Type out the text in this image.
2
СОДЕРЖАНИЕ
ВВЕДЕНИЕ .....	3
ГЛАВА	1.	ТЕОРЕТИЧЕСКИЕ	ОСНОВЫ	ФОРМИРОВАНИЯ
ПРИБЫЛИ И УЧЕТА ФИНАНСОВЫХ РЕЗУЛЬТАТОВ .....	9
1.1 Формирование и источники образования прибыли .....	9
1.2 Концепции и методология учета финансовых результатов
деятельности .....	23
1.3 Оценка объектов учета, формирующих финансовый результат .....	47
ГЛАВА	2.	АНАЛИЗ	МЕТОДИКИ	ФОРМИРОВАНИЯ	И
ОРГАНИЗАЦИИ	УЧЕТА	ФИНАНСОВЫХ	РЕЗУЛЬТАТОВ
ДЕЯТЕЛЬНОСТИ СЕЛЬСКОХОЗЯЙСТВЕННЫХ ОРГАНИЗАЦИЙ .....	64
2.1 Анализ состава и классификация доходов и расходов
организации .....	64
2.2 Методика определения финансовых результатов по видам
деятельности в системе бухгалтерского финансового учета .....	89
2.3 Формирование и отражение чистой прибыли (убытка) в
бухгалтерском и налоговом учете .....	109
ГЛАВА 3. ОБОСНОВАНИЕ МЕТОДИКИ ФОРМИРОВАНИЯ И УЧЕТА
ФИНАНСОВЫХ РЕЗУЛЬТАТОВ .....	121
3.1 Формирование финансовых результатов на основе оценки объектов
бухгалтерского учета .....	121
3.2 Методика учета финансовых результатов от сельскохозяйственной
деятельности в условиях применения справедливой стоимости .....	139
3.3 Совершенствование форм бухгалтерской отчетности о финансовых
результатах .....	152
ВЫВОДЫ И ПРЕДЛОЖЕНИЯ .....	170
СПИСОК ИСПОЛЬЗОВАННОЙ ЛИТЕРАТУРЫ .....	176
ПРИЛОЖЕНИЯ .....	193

+ + + +

> **Work to be completed**
Say, as a single number and nothing more, how many lines of the entries contain the word "ГЛАВА".

> **Expected output**
3